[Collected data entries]
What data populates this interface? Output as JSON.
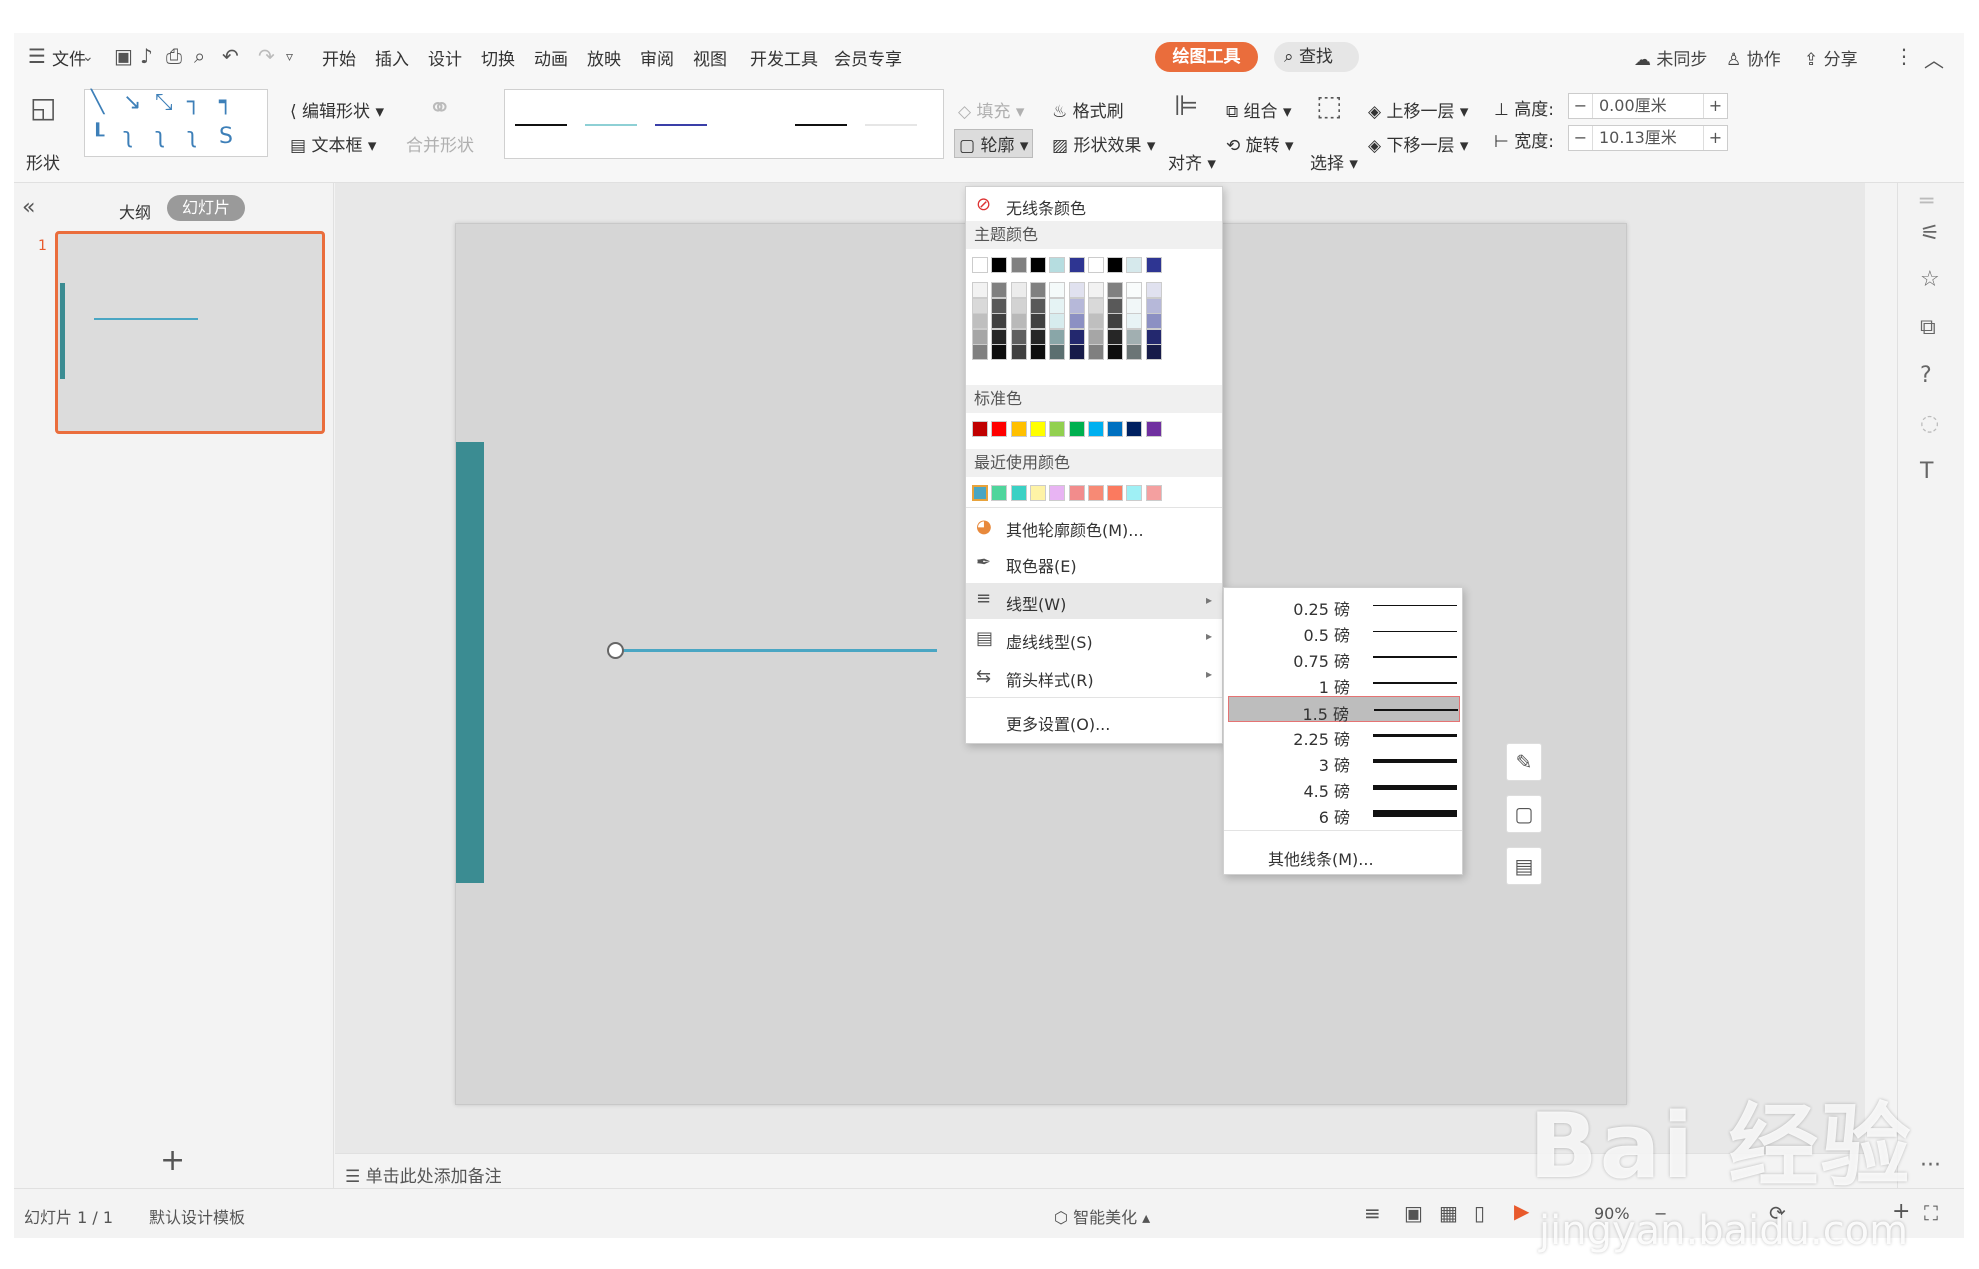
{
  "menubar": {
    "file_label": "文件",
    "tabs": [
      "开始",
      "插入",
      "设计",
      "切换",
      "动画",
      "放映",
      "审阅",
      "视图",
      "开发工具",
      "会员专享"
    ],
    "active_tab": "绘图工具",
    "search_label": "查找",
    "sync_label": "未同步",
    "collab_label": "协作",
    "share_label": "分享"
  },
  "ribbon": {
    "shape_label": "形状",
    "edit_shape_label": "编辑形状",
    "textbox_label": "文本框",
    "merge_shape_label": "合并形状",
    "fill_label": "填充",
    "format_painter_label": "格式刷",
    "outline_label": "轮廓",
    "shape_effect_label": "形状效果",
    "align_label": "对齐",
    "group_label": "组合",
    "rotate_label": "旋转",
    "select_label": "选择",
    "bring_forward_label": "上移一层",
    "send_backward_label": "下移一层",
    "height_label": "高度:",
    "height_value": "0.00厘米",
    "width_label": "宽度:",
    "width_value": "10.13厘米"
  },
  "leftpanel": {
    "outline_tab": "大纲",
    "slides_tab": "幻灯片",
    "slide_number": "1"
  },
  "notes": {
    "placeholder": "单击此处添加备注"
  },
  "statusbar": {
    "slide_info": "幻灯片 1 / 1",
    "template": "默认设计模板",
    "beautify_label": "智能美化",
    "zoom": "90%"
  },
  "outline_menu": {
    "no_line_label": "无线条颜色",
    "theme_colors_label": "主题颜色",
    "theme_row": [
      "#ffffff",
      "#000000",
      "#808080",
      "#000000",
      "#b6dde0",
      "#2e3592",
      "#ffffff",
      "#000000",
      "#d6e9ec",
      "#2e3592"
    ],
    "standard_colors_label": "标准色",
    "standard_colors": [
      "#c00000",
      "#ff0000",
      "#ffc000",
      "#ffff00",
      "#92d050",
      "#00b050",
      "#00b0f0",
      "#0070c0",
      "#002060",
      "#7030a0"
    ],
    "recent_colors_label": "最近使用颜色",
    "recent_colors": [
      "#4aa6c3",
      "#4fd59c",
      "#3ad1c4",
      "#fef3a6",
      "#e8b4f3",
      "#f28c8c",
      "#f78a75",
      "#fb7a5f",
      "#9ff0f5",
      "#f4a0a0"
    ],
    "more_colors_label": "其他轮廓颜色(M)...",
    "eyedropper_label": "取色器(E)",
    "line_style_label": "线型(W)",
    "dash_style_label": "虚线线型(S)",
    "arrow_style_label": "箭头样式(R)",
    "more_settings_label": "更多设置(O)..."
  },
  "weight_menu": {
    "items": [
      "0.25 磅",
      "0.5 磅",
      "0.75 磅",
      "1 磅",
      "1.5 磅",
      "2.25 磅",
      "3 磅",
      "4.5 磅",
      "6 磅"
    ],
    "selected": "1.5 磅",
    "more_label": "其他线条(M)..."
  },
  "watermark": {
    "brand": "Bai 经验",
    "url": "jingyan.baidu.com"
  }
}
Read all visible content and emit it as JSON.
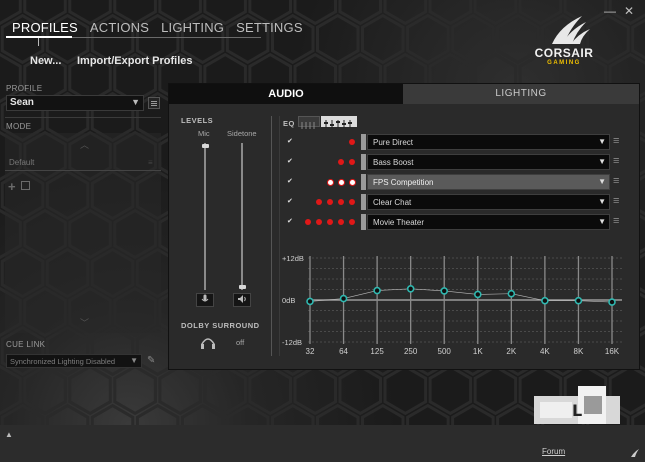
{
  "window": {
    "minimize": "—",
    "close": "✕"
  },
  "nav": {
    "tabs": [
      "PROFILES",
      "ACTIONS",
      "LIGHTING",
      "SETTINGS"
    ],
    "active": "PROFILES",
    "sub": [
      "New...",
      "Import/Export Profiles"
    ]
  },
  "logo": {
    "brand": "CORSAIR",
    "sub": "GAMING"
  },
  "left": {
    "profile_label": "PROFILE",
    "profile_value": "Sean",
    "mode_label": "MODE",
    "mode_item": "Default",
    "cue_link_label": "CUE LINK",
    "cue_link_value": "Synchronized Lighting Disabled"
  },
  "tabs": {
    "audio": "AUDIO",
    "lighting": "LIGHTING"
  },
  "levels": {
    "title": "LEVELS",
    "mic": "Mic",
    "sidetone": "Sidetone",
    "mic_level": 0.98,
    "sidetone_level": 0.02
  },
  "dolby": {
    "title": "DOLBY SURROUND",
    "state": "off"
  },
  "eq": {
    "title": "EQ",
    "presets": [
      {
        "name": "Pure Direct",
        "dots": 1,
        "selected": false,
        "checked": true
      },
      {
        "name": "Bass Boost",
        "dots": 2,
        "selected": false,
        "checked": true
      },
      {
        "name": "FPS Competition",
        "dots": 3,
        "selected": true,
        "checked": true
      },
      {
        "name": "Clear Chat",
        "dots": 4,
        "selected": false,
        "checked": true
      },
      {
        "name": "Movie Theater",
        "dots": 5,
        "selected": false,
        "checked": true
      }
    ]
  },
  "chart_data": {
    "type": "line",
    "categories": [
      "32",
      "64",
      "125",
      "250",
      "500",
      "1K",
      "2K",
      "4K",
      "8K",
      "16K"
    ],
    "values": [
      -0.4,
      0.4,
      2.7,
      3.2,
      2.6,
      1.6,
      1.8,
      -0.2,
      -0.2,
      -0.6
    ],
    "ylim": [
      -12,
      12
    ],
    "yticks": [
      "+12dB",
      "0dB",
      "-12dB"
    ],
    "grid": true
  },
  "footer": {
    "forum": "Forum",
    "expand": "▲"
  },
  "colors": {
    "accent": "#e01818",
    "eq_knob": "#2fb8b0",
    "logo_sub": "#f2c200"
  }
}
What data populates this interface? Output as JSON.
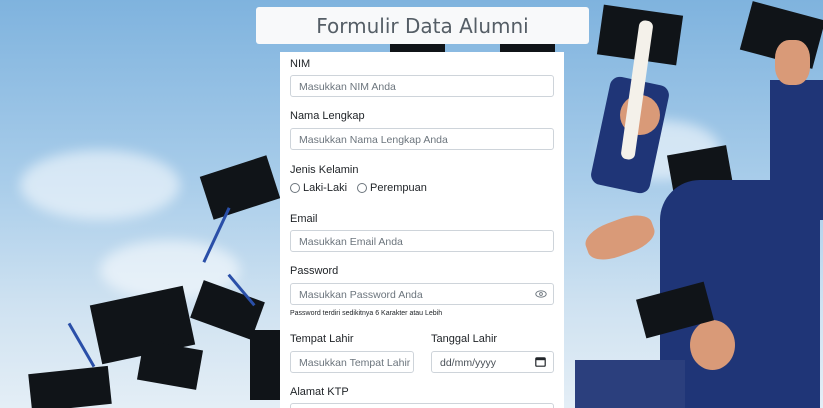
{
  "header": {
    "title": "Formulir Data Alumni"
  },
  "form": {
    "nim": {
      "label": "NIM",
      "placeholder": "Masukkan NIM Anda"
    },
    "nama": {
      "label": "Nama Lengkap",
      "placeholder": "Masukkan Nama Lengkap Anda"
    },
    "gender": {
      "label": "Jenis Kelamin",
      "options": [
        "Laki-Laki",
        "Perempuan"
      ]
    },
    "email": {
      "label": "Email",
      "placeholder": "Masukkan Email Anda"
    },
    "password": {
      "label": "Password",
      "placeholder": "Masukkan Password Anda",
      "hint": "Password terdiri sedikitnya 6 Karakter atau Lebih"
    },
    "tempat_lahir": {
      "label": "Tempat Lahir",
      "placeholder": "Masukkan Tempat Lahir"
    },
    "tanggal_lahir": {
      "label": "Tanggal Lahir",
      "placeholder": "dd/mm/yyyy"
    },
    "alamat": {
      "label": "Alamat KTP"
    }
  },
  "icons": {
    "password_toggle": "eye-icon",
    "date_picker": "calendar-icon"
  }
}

**Problem details**. Copy out the records above in full, exactly as written, but not the pictures.

**Result below**.
What data populates this interface? Output as JSON.
{
  "menubar": {
    "file_label": "文件",
    "tabs": [
      "开始",
      "插入",
      "设计",
      "切换",
      "动画",
      "放映",
      "审阅",
      "视图",
      "开发工具",
      "会员专享"
    ],
    "active_tab": "绘图工具",
    "search_label": "查找",
    "sync_label": "未同步",
    "collab_label": "协作",
    "share_label": "分享"
  },
  "ribbon": {
    "shape_label": "形状",
    "edit_shape_label": "编辑形状",
    "textbox_label": "文本框",
    "merge_shape_label": "合并形状",
    "fill_label": "填充",
    "format_painter_label": "格式刷",
    "outline_label": "轮廓",
    "shape_effect_label": "形状效果",
    "align_label": "对齐",
    "group_label": "组合",
    "rotate_label": "旋转",
    "select_label": "选择",
    "bring_forward_label": "上移一层",
    "send_backward_label": "下移一层",
    "height_label": "高度:",
    "height_value": "0.00厘米",
    "width_label": "宽度:",
    "width_value": "10.13厘米"
  },
  "leftpanel": {
    "outline_tab": "大纲",
    "slides_tab": "幻灯片",
    "slide_number": "1"
  },
  "notes": {
    "placeholder": "单击此处添加备注"
  },
  "statusbar": {
    "slide_info": "幻灯片 1 / 1",
    "template": "默认设计模板",
    "beautify_label": "智能美化",
    "zoom": "90%"
  },
  "outline_menu": {
    "no_line_label": "无线条颜色",
    "theme_colors_label": "主题颜色",
    "theme_row": [
      "#ffffff",
      "#000000",
      "#808080",
      "#000000",
      "#b6dde0",
      "#2e3592",
      "#ffffff",
      "#000000",
      "#d6e9ec",
      "#2e3592"
    ],
    "standard_colors_label": "标准色",
    "standard_colors": [
      "#c00000",
      "#ff0000",
      "#ffc000",
      "#ffff00",
      "#92d050",
      "#00b050",
      "#00b0f0",
      "#0070c0",
      "#002060",
      "#7030a0"
    ],
    "recent_colors_label": "最近使用颜色",
    "recent_colors": [
      "#4aa6c3",
      "#4fd59c",
      "#3ad1c4",
      "#fef3a6",
      "#e8b4f3",
      "#f28c8c",
      "#f78a75",
      "#fb7a5f",
      "#9ff0f5",
      "#f4a0a0"
    ],
    "more_colors_label": "其他轮廓颜色(M)...",
    "eyedropper_label": "取色器(E)",
    "line_style_label": "线型(W)",
    "dash_style_label": "虚线线型(S)",
    "arrow_style_label": "箭头样式(R)",
    "more_settings_label": "更多设置(O)..."
  },
  "weight_menu": {
    "items": [
      "0.25 磅",
      "0.5 磅",
      "0.75 磅",
      "1 磅",
      "1.5 磅",
      "2.25 磅",
      "3 磅",
      "4.5 磅",
      "6 磅"
    ],
    "selected": "1.5 磅",
    "more_label": "其他线条(M)..."
  },
  "watermark": {
    "brand": "Bai 经验",
    "url": "jingyan.baidu.com"
  }
}
Read all visible content and emit it as JSON.
{
  "window": {
    "minimize": "—",
    "close": "✕"
  },
  "nav": {
    "tabs": [
      "PROFILES",
      "ACTIONS",
      "LIGHTING",
      "SETTINGS"
    ],
    "active": "PROFILES",
    "sub": [
      "New...",
      "Import/Export Profiles"
    ]
  },
  "logo": {
    "brand": "CORSAIR",
    "sub": "GAMING"
  },
  "left": {
    "profile_label": "PROFILE",
    "profile_value": "Sean",
    "mode_label": "MODE",
    "mode_item": "Default",
    "cue_link_label": "CUE LINK",
    "cue_link_value": "Synchronized Lighting Disabled"
  },
  "tabs": {
    "audio": "AUDIO",
    "lighting": "LIGHTING"
  },
  "levels": {
    "title": "LEVELS",
    "mic": "Mic",
    "sidetone": "Sidetone",
    "mic_level": 0.98,
    "sidetone_level": 0.02
  },
  "dolby": {
    "title": "DOLBY SURROUND",
    "state": "off"
  },
  "eq": {
    "title": "EQ",
    "presets": [
      {
        "name": "Pure Direct",
        "dots": 1,
        "selected": false,
        "checked": true
      },
      {
        "name": "Bass Boost",
        "dots": 2,
        "selected": false,
        "checked": true
      },
      {
        "name": "FPS Competition",
        "dots": 3,
        "selected": true,
        "checked": true
      },
      {
        "name": "Clear Chat",
        "dots": 4,
        "selected": false,
        "checked": true
      },
      {
        "name": "Movie Theater",
        "dots": 5,
        "selected": false,
        "checked": true
      }
    ]
  },
  "chart_data": {
    "type": "line",
    "categories": [
      "32",
      "64",
      "125",
      "250",
      "500",
      "1K",
      "2K",
      "4K",
      "8K",
      "16K"
    ],
    "values": [
      -0.4,
      0.4,
      2.7,
      3.2,
      2.6,
      1.6,
      1.8,
      -0.2,
      -0.2,
      -0.6
    ],
    "ylim": [
      -12,
      12
    ],
    "yticks": [
      "+12dB",
      "0dB",
      "-12dB"
    ],
    "grid": true
  },
  "footer": {
    "forum": "Forum",
    "expand": "▲"
  },
  "colors": {
    "accent": "#e01818",
    "eq_knob": "#2fb8b0",
    "logo_sub": "#f2c200"
  }
}
What data populates this interface? Output as JSON.
{
  "header": {
    "title": "Formulir Data Alumni"
  },
  "form": {
    "nim": {
      "label": "NIM",
      "placeholder": "Masukkan NIM Anda"
    },
    "nama": {
      "label": "Nama Lengkap",
      "placeholder": "Masukkan Nama Lengkap Anda"
    },
    "gender": {
      "label": "Jenis Kelamin",
      "options": [
        "Laki-Laki",
        "Perempuan"
      ]
    },
    "email": {
      "label": "Email",
      "placeholder": "Masukkan Email Anda"
    },
    "password": {
      "label": "Password",
      "placeholder": "Masukkan Password Anda",
      "hint": "Password terdiri sedikitnya 6 Karakter atau Lebih"
    },
    "tempat_lahir": {
      "label": "Tempat Lahir",
      "placeholder": "Masukkan Tempat Lahir"
    },
    "tanggal_lahir": {
      "label": "Tanggal Lahir",
      "placeholder": "dd/mm/yyyy"
    },
    "alamat": {
      "label": "Alamat KTP"
    }
  },
  "icons": {
    "password_toggle": "eye-icon",
    "date_picker": "calendar-icon"
  }
}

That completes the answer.